Please repeat all of the listing exactly.

── RAW RECORDS

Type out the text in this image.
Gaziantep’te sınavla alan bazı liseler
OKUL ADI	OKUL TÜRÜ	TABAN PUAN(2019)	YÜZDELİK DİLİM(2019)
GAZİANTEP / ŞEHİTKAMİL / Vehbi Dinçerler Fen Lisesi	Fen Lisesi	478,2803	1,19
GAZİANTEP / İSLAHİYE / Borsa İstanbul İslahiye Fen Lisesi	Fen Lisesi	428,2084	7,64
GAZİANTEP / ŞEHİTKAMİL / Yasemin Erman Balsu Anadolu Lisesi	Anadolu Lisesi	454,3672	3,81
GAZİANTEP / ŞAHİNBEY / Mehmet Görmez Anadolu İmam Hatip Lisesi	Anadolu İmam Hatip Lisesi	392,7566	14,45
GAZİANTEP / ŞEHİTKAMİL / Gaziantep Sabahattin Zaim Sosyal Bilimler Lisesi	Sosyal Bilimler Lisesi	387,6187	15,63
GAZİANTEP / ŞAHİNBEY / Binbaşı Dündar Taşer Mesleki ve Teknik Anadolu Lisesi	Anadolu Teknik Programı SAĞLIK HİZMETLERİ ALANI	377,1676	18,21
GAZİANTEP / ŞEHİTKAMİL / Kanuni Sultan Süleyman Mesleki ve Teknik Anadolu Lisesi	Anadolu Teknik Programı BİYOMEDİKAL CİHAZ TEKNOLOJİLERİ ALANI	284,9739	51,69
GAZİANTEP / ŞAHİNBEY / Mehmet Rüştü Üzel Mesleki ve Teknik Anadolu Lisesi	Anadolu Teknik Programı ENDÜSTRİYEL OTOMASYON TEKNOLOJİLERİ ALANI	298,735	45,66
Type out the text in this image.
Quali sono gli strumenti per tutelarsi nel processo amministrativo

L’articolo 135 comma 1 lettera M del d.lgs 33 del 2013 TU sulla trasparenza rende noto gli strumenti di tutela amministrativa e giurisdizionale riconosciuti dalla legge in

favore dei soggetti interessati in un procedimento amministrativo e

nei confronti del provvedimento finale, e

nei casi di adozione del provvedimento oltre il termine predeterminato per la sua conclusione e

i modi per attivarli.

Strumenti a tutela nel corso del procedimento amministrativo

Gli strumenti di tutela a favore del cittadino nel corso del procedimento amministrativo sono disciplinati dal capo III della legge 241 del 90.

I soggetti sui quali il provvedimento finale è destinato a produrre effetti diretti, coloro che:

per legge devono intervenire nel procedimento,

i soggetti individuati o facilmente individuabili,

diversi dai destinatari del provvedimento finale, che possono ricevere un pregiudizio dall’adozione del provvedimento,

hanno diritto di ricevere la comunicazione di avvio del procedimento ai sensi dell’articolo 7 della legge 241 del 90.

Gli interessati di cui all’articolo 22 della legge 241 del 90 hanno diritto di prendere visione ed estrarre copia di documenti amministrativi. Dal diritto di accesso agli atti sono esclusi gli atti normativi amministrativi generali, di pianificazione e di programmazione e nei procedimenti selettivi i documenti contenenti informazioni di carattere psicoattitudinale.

────

** ANSWER TO THE EXERCISE **
Type out the text in this image.
Gaziantep’te sınavla alan bazı liseler
OKUL ADI	OKUL TÜRÜ	TABAN PUAN(2019)	YÜZDELİK DİLİM(2019)
GAZİANTEP / ŞEHİTKAMİL / Vehbi Dinçerler Fen Lisesi	Fen Lisesi	478,2803	1,19
GAZİANTEP / İSLAHİYE / Borsa İstanbul İslahiye Fen Lisesi	Fen Lisesi	428,2084	7,64
GAZİANTEP / ŞEHİTKAMİL / Yasemin Erman Balsu Anadolu Lisesi	Anadolu Lisesi	454,3672	3,81
GAZİANTEP / ŞAHİNBEY / Mehmet Görmez Anadolu İmam Hatip Lisesi	Anadolu İmam Hatip Lisesi	392,7566	14,45
GAZİANTEP / ŞEHİTKAMİL / Gaziantep Sabahattin Zaim Sosyal Bilimler Lisesi	Sosyal Bilimler Lisesi	387,6187	15,63
GAZİANTEP / ŞAHİNBEY / Binbaşı Dündar Taşer Mesleki ve Teknik Anadolu Lisesi	Anadolu Teknik Programı SAĞLIK HİZMETLERİ ALANI	377,1676	18,21
GAZİANTEP / ŞEHİTKAMİL / Kanuni Sultan Süleyman Mesleki ve Teknik Anadolu Lisesi	Anadolu Teknik Programı BİYOMEDİKAL CİHAZ TEKNOLOJİLERİ ALANI	284,9739	51,69
GAZİANTEP / ŞAHİNBEY / Mehmet Rüştü Üzel Mesleki ve Teknik Anadolu Lisesi	Anadolu Teknik Programı ENDÜSTRİYEL OTOMASYON TEKNOLOJİLERİ ALANI	298,735	45,66
Type out the text in this image.
Quali sono gli strumenti per tutelarsi nel processo amministrativo

L’articolo 135 comma 1 lettera M del d.lgs 33 del 2013 TU sulla trasparenza rende noto gli strumenti di tutela amministrativa e giurisdizionale riconosciuti dalla legge in

favore dei soggetti interessati in un procedimento amministrativo e

nei confronti del provvedimento finale, e

nei casi di adozione del provvedimento oltre il termine predeterminato per la sua conclusione e

i modi per attivarli.

Strumenti a tutela nel corso del procedimento amministrativo

Gli strumenti di tutela a favore del cittadino nel corso del procedimento amministrativo sono disciplinati dal capo III della legge 241 del 90.

I soggetti sui quali il provvedimento finale è destinato a produrre effetti diretti, coloro che:

per legge devono intervenire nel procedimento,

i soggetti individuati o facilmente individuabili,

diversi dai destinatari del provvedimento finale, che possono ricevere un pregiudizio dall’adozione del provvedimento,

hanno diritto di ricevere la comunicazione di avvio del procedimento ai sensi dell’articolo 7 della legge 241 del 90.

Gli interessati di cui all’articolo 22 della legge 241 del 90 hanno diritto di prendere visione ed estrarre copia di documenti amministrativi. Dal diritto di accesso agli atti sono esclusi gli atti normativi amministrativi generali, di pianificazione e di programmazione e nei procedimenti selettivi i documenti contenenti informazioni di carattere psicoattitudinale.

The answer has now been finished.